# Goal of the exercise
Look through the listing and locate every line containing the word "placeholder"; copy those lines.

# Task input
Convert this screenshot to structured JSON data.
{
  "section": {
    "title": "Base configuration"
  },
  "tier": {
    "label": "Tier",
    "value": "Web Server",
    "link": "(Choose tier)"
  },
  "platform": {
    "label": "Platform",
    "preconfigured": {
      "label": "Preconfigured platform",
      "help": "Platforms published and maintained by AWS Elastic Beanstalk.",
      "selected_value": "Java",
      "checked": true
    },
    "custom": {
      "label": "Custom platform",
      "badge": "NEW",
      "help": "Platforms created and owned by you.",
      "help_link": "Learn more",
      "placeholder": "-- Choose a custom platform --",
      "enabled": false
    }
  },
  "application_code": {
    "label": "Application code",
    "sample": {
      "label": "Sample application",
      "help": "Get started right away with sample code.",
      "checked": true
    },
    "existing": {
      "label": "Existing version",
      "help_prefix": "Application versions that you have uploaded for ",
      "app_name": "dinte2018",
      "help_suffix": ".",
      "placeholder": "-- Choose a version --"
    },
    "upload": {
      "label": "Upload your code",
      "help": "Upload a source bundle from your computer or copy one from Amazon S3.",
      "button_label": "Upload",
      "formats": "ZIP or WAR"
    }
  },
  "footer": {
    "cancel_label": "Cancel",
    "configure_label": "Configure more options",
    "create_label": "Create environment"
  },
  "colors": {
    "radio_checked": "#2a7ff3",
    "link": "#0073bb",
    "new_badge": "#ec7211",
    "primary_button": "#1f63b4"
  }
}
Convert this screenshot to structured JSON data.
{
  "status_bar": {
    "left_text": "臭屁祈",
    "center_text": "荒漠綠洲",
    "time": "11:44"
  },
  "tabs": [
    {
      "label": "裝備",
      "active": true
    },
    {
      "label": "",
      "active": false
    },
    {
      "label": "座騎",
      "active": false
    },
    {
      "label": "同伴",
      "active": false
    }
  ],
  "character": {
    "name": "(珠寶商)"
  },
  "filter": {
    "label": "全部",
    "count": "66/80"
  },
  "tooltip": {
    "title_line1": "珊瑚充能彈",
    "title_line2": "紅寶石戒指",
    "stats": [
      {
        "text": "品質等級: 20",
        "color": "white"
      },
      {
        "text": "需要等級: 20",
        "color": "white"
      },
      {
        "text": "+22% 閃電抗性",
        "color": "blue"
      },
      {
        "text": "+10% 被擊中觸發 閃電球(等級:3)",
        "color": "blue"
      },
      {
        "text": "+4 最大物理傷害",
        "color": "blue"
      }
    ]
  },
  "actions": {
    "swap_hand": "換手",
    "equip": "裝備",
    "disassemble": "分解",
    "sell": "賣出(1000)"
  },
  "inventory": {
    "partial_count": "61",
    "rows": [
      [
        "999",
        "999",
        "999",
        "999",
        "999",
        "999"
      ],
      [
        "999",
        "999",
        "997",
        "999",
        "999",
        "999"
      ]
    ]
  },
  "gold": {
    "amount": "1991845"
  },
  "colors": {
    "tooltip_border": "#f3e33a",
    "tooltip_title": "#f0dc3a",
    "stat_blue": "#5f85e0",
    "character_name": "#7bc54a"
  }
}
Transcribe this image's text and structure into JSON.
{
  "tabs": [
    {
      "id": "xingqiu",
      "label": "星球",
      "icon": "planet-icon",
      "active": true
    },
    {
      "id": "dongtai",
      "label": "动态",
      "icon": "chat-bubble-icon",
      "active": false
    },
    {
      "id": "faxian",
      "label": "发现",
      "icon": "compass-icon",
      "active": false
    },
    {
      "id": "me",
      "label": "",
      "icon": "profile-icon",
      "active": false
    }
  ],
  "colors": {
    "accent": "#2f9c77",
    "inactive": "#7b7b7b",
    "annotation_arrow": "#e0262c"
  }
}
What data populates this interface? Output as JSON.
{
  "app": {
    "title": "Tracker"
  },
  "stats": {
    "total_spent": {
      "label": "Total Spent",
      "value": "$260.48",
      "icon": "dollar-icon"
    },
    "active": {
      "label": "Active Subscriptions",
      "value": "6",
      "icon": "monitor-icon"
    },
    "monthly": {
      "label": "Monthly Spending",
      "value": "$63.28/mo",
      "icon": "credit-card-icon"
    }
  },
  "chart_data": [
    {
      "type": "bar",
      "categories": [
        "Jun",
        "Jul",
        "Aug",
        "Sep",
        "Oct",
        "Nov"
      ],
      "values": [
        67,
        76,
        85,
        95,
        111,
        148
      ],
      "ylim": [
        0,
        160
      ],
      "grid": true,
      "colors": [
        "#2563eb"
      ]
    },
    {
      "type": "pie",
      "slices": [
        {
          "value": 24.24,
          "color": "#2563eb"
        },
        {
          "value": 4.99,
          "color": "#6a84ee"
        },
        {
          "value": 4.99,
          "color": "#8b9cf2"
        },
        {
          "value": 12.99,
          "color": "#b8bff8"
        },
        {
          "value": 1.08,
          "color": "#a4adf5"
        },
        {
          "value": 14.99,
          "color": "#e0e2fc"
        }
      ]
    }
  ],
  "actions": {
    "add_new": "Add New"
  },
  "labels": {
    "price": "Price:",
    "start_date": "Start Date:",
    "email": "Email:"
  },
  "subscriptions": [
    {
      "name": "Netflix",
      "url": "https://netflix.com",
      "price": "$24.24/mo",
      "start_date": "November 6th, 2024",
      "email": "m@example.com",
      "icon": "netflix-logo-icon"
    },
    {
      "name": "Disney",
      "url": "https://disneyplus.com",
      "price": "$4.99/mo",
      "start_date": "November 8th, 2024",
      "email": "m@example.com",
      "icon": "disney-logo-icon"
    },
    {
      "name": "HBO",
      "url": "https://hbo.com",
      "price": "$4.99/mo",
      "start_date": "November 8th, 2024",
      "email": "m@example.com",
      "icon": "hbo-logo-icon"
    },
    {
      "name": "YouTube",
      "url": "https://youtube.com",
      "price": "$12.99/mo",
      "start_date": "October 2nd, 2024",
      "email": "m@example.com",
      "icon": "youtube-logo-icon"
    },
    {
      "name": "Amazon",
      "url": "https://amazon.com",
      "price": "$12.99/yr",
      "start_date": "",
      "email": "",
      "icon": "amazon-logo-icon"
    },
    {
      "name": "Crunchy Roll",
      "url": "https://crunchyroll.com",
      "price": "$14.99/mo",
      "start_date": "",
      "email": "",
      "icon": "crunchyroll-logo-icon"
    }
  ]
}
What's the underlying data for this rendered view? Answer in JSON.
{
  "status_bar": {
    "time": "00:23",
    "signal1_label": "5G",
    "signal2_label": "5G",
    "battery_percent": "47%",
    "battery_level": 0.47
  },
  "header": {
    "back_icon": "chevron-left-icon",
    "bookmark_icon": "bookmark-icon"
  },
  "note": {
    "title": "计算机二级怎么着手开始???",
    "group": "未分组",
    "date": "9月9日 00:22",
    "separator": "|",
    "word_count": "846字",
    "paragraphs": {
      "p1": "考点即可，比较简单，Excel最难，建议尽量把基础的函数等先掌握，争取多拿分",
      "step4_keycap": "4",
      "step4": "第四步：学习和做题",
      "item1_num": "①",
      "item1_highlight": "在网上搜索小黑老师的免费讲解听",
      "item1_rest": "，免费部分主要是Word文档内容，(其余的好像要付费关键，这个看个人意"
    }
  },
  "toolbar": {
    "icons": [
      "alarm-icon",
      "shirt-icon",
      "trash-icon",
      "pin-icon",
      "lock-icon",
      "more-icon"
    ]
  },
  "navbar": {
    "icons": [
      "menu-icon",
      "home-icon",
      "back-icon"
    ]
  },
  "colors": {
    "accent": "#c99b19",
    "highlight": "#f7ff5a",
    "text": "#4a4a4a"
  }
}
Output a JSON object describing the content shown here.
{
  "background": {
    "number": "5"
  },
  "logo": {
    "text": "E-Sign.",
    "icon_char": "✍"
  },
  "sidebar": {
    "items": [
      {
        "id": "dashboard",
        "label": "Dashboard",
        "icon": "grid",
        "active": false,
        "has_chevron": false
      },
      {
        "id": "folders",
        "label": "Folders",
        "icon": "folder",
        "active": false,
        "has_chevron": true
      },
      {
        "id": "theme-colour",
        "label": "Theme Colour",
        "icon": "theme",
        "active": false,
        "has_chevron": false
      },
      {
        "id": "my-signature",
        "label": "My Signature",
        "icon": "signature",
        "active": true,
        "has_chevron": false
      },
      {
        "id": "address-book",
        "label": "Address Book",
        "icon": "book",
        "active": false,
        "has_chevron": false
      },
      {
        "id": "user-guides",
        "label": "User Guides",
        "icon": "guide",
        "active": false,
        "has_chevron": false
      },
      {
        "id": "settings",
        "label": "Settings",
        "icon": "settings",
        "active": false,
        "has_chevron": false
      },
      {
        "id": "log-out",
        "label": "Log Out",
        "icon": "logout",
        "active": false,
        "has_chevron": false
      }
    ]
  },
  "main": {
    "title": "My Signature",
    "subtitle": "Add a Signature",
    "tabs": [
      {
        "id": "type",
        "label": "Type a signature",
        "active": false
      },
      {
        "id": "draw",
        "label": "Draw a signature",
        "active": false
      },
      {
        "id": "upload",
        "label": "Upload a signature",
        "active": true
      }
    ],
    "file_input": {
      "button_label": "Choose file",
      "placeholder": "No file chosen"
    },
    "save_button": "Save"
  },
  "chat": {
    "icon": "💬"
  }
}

# Solution to this exercise
      "placeholder": "-- Choose a custom platform --",
      "placeholder": "-- Choose a version --"
      "placeholder": "No file chosen"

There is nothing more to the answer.